* DESCRIPTION OF THE TASK *
Faithfully return all lines, omitting every embedded picture.
-=-=-
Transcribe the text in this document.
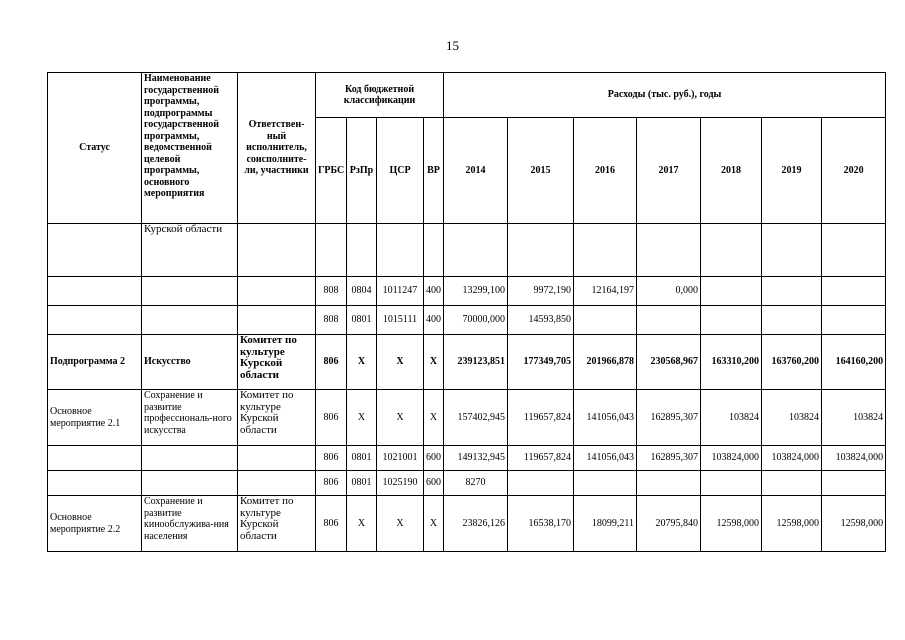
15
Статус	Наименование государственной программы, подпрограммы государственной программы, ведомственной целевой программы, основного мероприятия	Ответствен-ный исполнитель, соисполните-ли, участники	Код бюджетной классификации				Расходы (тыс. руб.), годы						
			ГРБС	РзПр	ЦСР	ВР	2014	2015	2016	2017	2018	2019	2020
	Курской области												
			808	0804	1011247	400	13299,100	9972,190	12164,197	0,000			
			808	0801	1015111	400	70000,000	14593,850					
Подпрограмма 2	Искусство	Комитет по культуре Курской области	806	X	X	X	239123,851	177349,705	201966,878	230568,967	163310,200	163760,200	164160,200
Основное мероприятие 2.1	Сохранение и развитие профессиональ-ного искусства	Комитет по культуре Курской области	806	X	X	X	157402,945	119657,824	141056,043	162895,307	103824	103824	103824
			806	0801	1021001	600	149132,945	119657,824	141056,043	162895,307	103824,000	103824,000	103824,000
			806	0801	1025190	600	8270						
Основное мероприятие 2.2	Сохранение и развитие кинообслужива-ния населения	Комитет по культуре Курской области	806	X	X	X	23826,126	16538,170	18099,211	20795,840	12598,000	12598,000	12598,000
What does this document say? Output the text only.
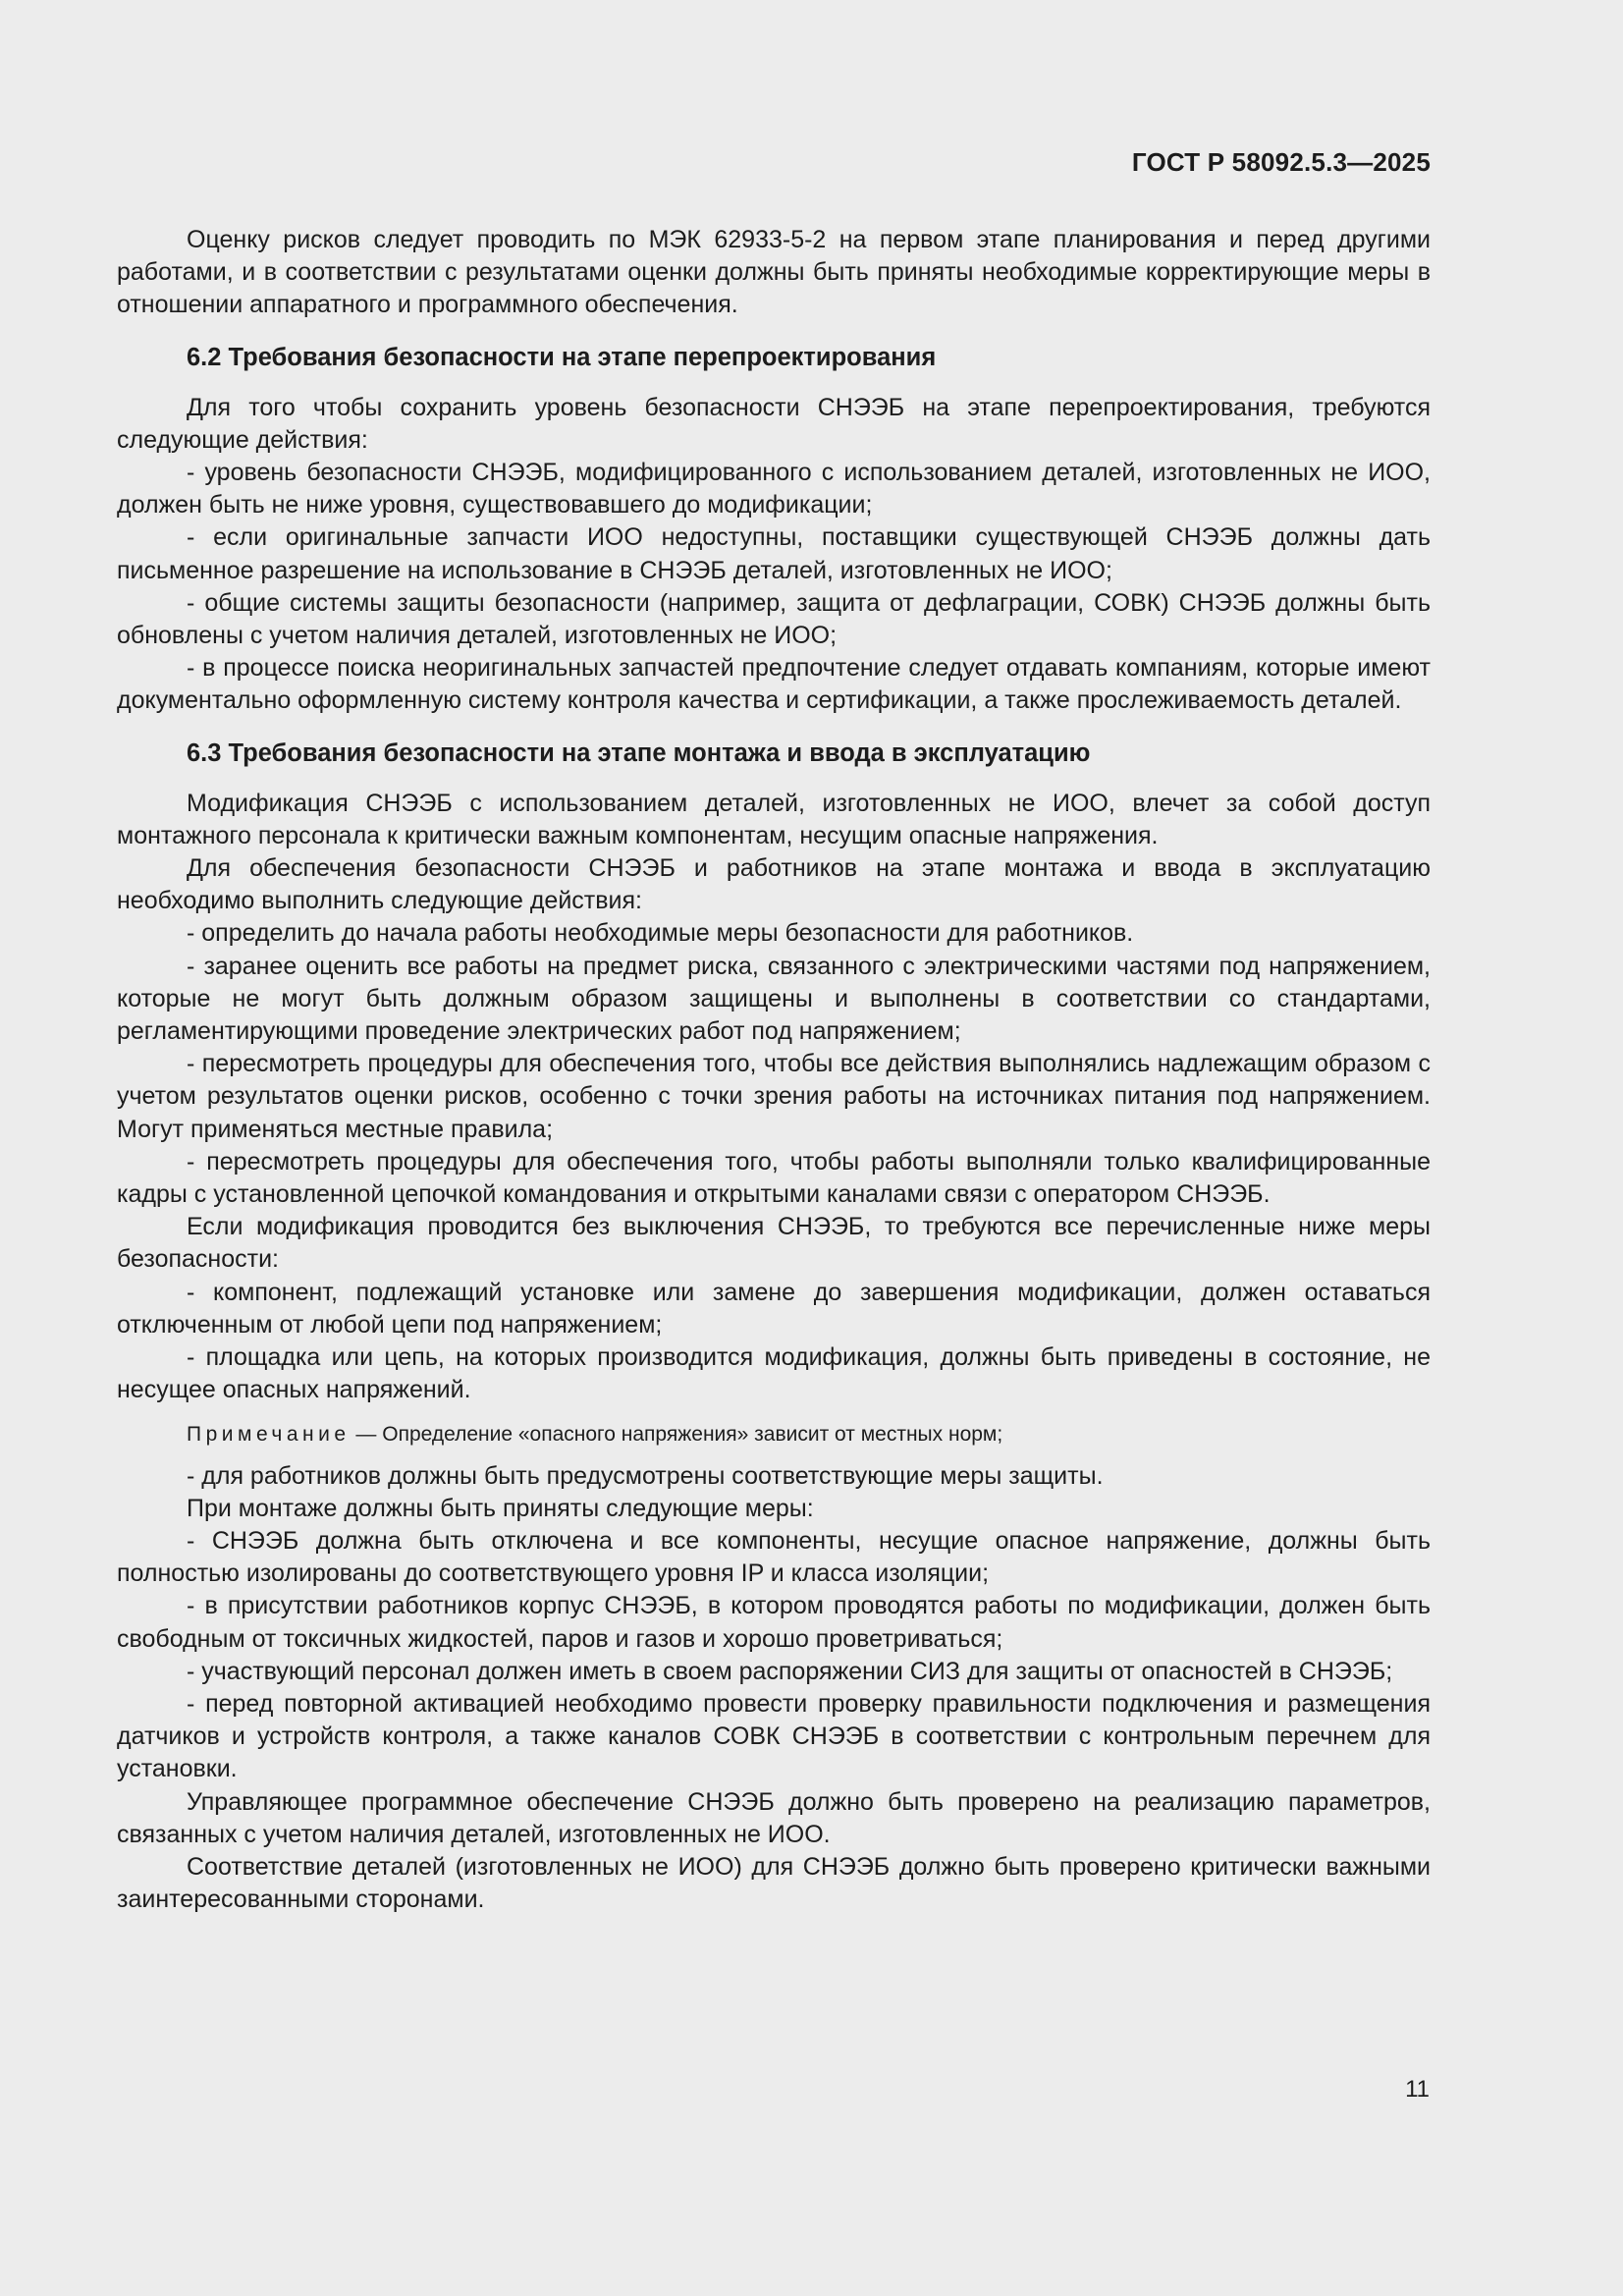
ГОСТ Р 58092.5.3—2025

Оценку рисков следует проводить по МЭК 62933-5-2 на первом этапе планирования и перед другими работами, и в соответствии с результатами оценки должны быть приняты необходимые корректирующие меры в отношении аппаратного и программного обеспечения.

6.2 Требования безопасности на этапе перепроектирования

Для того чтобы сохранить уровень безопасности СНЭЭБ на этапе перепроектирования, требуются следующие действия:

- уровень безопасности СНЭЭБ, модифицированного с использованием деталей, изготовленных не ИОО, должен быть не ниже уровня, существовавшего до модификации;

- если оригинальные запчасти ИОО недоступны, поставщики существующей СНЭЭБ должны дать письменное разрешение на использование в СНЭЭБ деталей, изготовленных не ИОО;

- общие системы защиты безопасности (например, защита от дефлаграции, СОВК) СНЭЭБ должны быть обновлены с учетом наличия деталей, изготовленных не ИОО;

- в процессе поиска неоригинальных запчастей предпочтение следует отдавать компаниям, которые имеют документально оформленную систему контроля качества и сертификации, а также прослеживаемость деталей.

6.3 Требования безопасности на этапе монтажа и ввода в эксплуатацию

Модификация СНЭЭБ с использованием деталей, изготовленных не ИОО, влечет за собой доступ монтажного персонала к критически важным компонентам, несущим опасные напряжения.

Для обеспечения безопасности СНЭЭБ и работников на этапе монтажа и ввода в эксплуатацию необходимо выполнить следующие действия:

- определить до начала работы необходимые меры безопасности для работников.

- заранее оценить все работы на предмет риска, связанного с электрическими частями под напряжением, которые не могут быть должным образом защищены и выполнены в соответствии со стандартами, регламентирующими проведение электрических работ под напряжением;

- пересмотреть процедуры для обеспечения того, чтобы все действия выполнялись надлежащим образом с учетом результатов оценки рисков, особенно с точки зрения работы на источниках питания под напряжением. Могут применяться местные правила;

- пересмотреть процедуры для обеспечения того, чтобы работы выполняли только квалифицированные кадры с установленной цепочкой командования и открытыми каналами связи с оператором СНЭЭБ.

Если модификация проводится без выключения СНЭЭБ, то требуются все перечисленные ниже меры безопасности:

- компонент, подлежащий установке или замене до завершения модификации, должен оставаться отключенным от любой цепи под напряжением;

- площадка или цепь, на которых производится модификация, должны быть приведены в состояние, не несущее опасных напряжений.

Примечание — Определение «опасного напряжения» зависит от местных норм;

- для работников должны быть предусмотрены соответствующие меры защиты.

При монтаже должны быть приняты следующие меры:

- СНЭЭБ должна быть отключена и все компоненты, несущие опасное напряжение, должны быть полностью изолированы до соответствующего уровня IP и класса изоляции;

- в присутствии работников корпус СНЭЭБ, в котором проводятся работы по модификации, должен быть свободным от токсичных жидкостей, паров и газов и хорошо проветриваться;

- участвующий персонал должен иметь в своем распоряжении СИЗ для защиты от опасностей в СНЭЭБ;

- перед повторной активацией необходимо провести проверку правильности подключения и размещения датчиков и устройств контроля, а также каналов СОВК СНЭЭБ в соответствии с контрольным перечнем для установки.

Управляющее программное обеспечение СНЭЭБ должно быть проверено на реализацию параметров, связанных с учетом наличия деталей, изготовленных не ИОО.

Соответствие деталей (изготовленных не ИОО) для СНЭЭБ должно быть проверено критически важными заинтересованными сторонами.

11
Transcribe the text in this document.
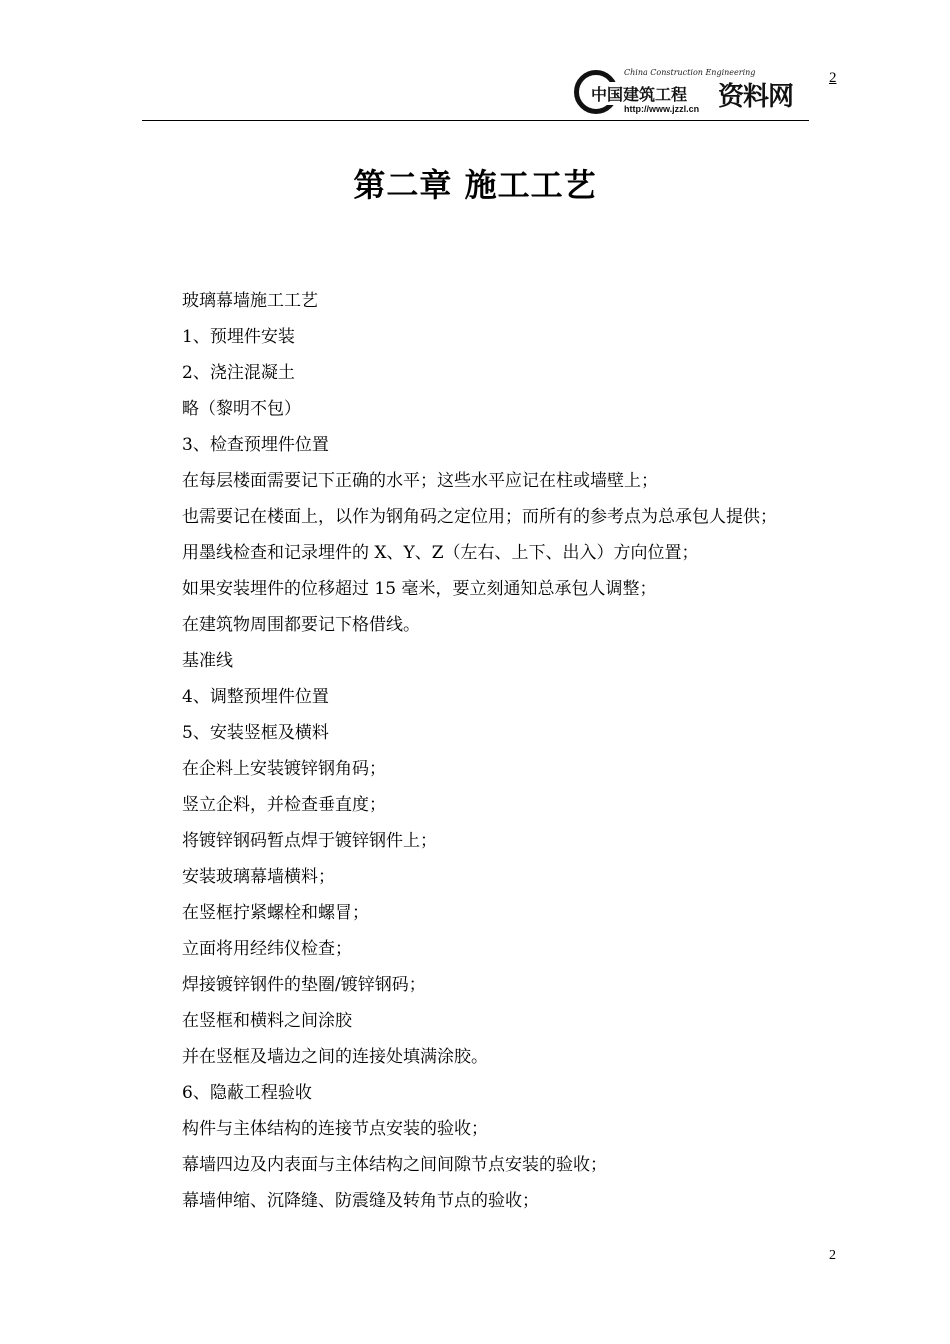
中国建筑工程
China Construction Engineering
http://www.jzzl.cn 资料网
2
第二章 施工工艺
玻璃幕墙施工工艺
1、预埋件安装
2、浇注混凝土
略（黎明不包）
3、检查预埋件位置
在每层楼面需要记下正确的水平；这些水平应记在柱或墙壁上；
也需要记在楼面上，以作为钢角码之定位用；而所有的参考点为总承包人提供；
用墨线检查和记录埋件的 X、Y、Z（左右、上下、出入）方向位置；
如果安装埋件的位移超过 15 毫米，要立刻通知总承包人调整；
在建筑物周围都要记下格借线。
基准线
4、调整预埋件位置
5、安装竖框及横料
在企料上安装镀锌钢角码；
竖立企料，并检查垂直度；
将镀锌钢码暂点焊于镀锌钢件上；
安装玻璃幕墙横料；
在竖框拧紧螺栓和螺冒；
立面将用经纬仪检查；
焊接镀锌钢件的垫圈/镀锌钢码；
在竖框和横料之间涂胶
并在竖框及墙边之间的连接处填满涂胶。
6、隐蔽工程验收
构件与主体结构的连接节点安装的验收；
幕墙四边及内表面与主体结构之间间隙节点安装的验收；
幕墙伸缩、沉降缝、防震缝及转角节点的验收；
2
-=-=-
* ANSWER TO THE EXERCISE *
Transcribe the text in this document.
15
Статус	Наименование государственной программы, подпрограммы государственной программы, ведомственной целевой программы, основного мероприятия	Ответствен-ный исполнитель, соисполните-ли, участники	Код бюджетной классификации				Расходы (тыс. руб.), годы						
			ГРБС	РзПр	ЦСР	ВР	2014	2015	2016	2017	2018	2019	2020
	Курской области												
			808	0804	1011247	400	13299,100	9972,190	12164,197	0,000			
			808	0801	1015111	400	70000,000	14593,850					
Подпрограмма 2	Искусство	Комитет по культуре Курской области	806	X	X	X	239123,851	177349,705	201966,878	230568,967	163310,200	163760,200	164160,200
Основное мероприятие 2.1	Сохранение и развитие профессиональ-ного искусства	Комитет по культуре Курской области	806	X	X	X	157402,945	119657,824	141056,043	162895,307	103824	103824	103824
			806	0801	1021001	600	149132,945	119657,824	141056,043	162895,307	103824,000	103824,000	103824,000
			806	0801	1025190	600	8270						
Основное мероприятие 2.2	Сохранение и развитие кинообслужива-ния населения	Комитет по культуре Курской области	806	X	X	X	23826,126	16538,170	18099,211	20795,840	12598,000	12598,000	12598,000
What does this document say? Output the text only.
ГОСТ Р 58092.5.3—2025

Оценку рисков следует проводить по МЭК 62933-5-2 на первом этапе планирования и перед другими работами, и в соответствии с результатами оценки должны быть приняты необходимые корректирующие меры в отношении аппаратного и программного обеспечения.

6.2 Требования безопасности на этапе перепроектирования

Для того чтобы сохранить уровень безопасности СНЭЭБ на этапе перепроектирования, требуются следующие действия:

- уровень безопасности СНЭЭБ, модифицированного с использованием деталей, изготовленных не ИОО, должен быть не ниже уровня, существовавшего до модификации;

- если оригинальные запчасти ИОО недоступны, поставщики существующей СНЭЭБ должны дать письменное разрешение на использование в СНЭЭБ деталей, изготовленных не ИОО;

- общие системы защиты безопасности (например, защита от дефлаграции, СОВК) СНЭЭБ должны быть обновлены с учетом наличия деталей, изготовленных не ИОО;

- в процессе поиска неоригинальных запчастей предпочтение следует отдавать компаниям, которые имеют документально оформленную систему контроля качества и сертификации, а также прослеживаемость деталей.

6.3 Требования безопасности на этапе монтажа и ввода в эксплуатацию

Модификация СНЭЭБ с использованием деталей, изготовленных не ИОО, влечет за собой доступ монтажного персонала к критически важным компонентам, несущим опасные напряжения.

Для обеспечения безопасности СНЭЭБ и работников на этапе монтажа и ввода в эксплуатацию необходимо выполнить следующие действия:

- определить до начала работы необходимые меры безопасности для работников.

- заранее оценить все работы на предмет риска, связанного с электрическими частями под напряжением, которые не могут быть должным образом защищены и выполнены в соответствии со стандартами, регламентирующими проведение электрических работ под напряжением;

- пересмотреть процедуры для обеспечения того, чтобы все действия выполнялись надлежащим образом с учетом результатов оценки рисков, особенно с точки зрения работы на источниках питания под напряжением. Могут применяться местные правила;

- пересмотреть процедуры для обеспечения того, чтобы работы выполняли только квалифицированные кадры с установленной цепочкой командования и открытыми каналами связи с оператором СНЭЭБ.

Если модификация проводится без выключения СНЭЭБ, то требуются все перечисленные ниже меры безопасности:

- компонент, подлежащий установке или замене до завершения модификации, должен оставаться отключенным от любой цепи под напряжением;

- площадка или цепь, на которых производится модификация, должны быть приведены в состояние, не несущее опасных напряжений.

Примечание — Определение «опасного напряжения» зависит от местных норм;

- для работников должны быть предусмотрены соответствующие меры защиты.

При монтаже должны быть приняты следующие меры:

- СНЭЭБ должна быть отключена и все компоненты, несущие опасное напряжение, должны быть полностью изолированы до соответствующего уровня IP и класса изоляции;

- в присутствии работников корпус СНЭЭБ, в котором проводятся работы по модификации, должен быть свободным от токсичных жидкостей, паров и газов и хорошо проветриваться;

- участвующий персонал должен иметь в своем распоряжении СИЗ для защиты от опасностей в СНЭЭБ;

- перед повторной активацией необходимо провести проверку правильности подключения и размещения датчиков и устройств контроля, а также каналов СОВК СНЭЭБ в соответствии с контрольным перечнем для установки.

Управляющее программное обеспечение СНЭЭБ должно быть проверено на реализацию параметров, связанных с учетом наличия деталей, изготовленных не ИОО.

Соответствие деталей (изготовленных не ИОО) для СНЭЭБ должно быть проверено критически важными заинтересованными сторонами.

11
Transcribe the text in this document.
中国建筑工程
China Construction Engineering
http://www.jzzl.cn 资料网
2
第二章 施工工艺
玻璃幕墙施工工艺
1、预埋件安装
2、浇注混凝土
略（黎明不包）
3、检查预埋件位置
在每层楼面需要记下正确的水平；这些水平应记在柱或墙壁上；
也需要记在楼面上，以作为钢角码之定位用；而所有的参考点为总承包人提供；
用墨线检查和记录埋件的 X、Y、Z（左右、上下、出入）方向位置；
如果安装埋件的位移超过 15 毫米，要立刻通知总承包人调整；
在建筑物周围都要记下格借线。
基准线
4、调整预埋件位置
5、安装竖框及横料
在企料上安装镀锌钢角码；
竖立企料，并检查垂直度；
将镀锌钢码暂点焊于镀锌钢件上；
安装玻璃幕墙横料；
在竖框拧紧螺栓和螺冒；
立面将用经纬仪检查；
焊接镀锌钢件的垫圈/镀锌钢码；
在竖框和横料之间涂胶
并在竖框及墙边之间的连接处填满涂胶。
6、隐蔽工程验收
构件与主体结构的连接节点安装的验收；
幕墙四边及内表面与主体结构之间间隙节点安装的验收；
幕墙伸缩、沉降缝、防震缝及转角节点的验收；
2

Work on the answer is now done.